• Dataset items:
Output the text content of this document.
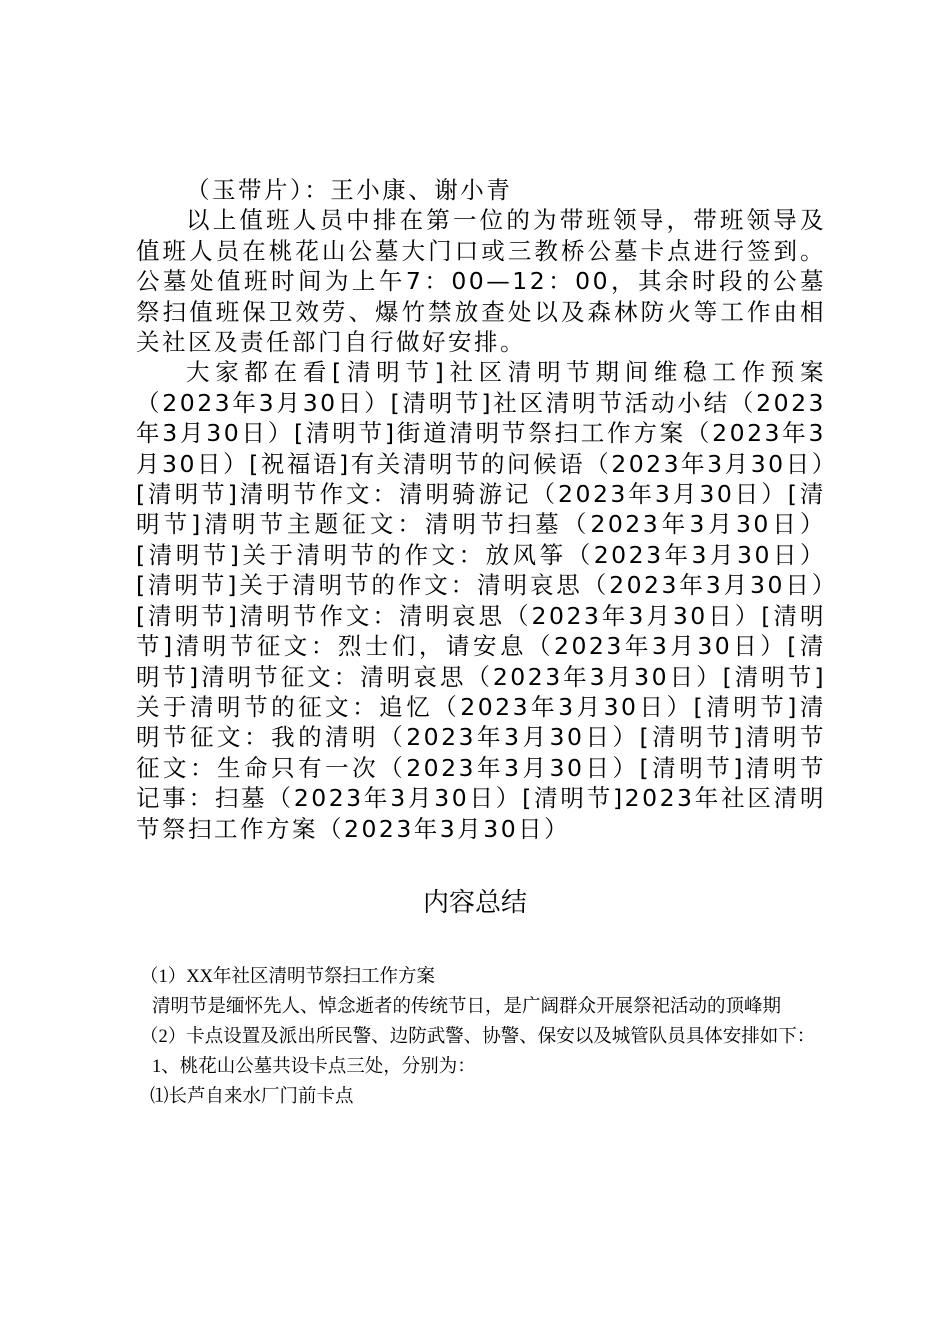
（玉带片）：王小康、谢小青

以上值班人员中排在第一位的为带班领导，带班领导及值班人员在桃花山公墓大门口或三教桥公墓卡点进行签到。公墓处值班时间为上午7：00—12：00，其余时段的公墓祭扫值班保卫效劳、爆竹禁放查处以及森林防火等工作由相关社区及责任部门自行做好安排。

大家都在看[清明节]社区清明节期间维稳工作预案（2023年3月30日）[清明节]社区清明节活动小结（2023年3月30日）[清明节]街道清明节祭扫工作方案（2023年3月30日）[祝福语]有关清明节的问候语（2023年3月30日）[清明节]清明节作文：清明骑游记（2023年3月30日）[清明节]清明节主题征文：清明节扫墓（2023年3月30日）[清明节]关于清明节的作文：放风筝（2023年3月30日）[清明节]关于清明节的作文：清明哀思（2023年3月30日）[清明节]清明节作文：清明哀思（2023年3月30日）[清明节]清明节征文：烈士们，请安息（2023年3月30日）[清明节]清明节征文：清明哀思（2023年3月30日）[清明节]关于清明节的征文：追忆（2023年3月30日）[清明节]清明节征文：我的清明（2023年3月30日）[清明节]清明节征文：生命只有一次（2023年3月30日）[清明节]清明节记事：扫墓（2023年3月30日）[清明节]2023年社区清明节祭扫工作方案（2023年3月30日）

内容总结

（1）XX年社区清明节祭扫工作方案

清明节是缅怀先人、悼念逝者的传统节日，是广阔群众开展祭祀活动的顶峰期

（2）卡点设置及派出所民警、边防武警、协警、保安以及城管队员具体安排如下：

1、桃花山公墓共设卡点三处，分别为：

⑴长芦自来水厂门前卡点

• What to work on: Quote the material word for word, dropping any images it holds.

• Response for this exercise:
Output the text content of this document.
（玉带片）：王小康、谢小青

以上值班人员中排在第一位的为带班领导，带班领导及值班人员在桃花山公墓大门口或三教桥公墓卡点进行签到。公墓处值班时间为上午7：00—12：00，其余时段的公墓祭扫值班保卫效劳、爆竹禁放查处以及森林防火等工作由相关社区及责任部门自行做好安排。

大家都在看[清明节]社区清明节期间维稳工作预案（2023年3月30日）[清明节]社区清明节活动小结（2023年3月30日）[清明节]街道清明节祭扫工作方案（2023年3月30日）[祝福语]有关清明节的问候语（2023年3月30日）[清明节]清明节作文：清明骑游记（2023年3月30日）[清明节]清明节主题征文：清明节扫墓（2023年3月30日）[清明节]关于清明节的作文：放风筝（2023年3月30日）[清明节]关于清明节的作文：清明哀思（2023年3月30日）[清明节]清明节作文：清明哀思（2023年3月30日）[清明节]清明节征文：烈士们，请安息（2023年3月30日）[清明节]清明节征文：清明哀思（2023年3月30日）[清明节]关于清明节的征文：追忆（2023年3月30日）[清明节]清明节征文：我的清明（2023年3月30日）[清明节]清明节征文：生命只有一次（2023年3月30日）[清明节]清明节记事：扫墓（2023年3月30日）[清明节]2023年社区清明节祭扫工作方案（2023年3月30日）

内容总结

（1）XX年社区清明节祭扫工作方案

清明节是缅怀先人、悼念逝者的传统节日，是广阔群众开展祭祀活动的顶峰期

（2）卡点设置及派出所民警、边防武警、协警、保安以及城管队员具体安排如下：

1、桃花山公墓共设卡点三处，分别为：

⑴长芦自来水厂门前卡点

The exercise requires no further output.